BEGIN Document segment

I’ve started a gratitude journal for the first time and it’s really nice. It’s been helping me to stay grounded in the present moment, find focus and motivation, and to appreciate all the beauty that’s around me. Ya know, gratitude.
Some great books that I’ve been reading: Men in the Off Hours by Anne Carson, Geek Love by Katherine Dunn, and an issue of the Capilano Review on translation & “translingualism”.
I’ve returned to the Ask a Mortician YouTube channel which is just so fabulous! Why did I ever stop watching? (Thanks, the algorithm.) This video on options for eco-burial is a great place to start if you’ve never watched. Know your rights in death!
If you like that headband above, here’s the pattern. Quick & easy to follow!
I’m a big fan of Sarah Z’s channel where she & her co-writer Emily make thoughtful & funny videos about online culture. Their newest one is all about how public shaming leads to self-policing mentalities and the instating of a ‘torment nexus’. Talking about both Tumblr & Foucault in the same breath… this is my kind of scholarship.

END Document segment

# [Exercise tasks]
1. Reproduce the part of the blog post starting at "I’ve started a" and ending at "Ya know, gratitude.".
2. Translate this sentence from the blog post into French: "I've started a gratitude journal for the first time and it's really nice."
3. Write a continuation of the blog post about recent favorites, picking up after its last sentence.
The items after this blog post come from a separate source.

BEGIN Stored records

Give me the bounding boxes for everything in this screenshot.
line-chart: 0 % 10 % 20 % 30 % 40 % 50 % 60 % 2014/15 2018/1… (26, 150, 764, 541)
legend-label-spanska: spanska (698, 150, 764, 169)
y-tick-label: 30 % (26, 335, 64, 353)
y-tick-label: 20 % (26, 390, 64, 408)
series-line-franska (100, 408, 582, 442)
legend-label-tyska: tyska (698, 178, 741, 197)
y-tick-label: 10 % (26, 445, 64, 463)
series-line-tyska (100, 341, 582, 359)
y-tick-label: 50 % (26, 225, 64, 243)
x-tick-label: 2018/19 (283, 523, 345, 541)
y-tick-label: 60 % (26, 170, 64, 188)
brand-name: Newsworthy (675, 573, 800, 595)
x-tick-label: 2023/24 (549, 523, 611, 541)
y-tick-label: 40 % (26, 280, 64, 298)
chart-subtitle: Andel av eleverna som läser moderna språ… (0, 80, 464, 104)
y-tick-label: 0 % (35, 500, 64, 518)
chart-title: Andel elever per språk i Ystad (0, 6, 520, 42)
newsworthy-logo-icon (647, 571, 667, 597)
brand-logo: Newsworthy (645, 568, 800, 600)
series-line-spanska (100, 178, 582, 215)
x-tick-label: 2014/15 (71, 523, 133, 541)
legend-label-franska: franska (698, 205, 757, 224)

END Stored records

# [Task-by-task answers]
1.
I’ve started a gratitude journal for the first time and it’s really nice. It’s been helping me to stay grounded in the present moment, find focus and motivation, and to appreciate all the beauty that’s around me. Ya know, gratitude.

2. J'ai commencé un journal de gratitude pour la première fois et c'est vraiment agréable.

3.
Having finally exhausted Stardew Valley (just one radish salad recipe away from 100% !), I’ve returned to playing Harvest Moon on my N64 and it is…. really something. Full of nostalgia, but also who wants to push their cows into the barn one-by-one? Is this a rant for no one… yes.
More Buddhism! This video of a Buddhist monk’s “morning routine” sounds click-bait-y, but I’ve implemented some of the practices and they’re very grounding.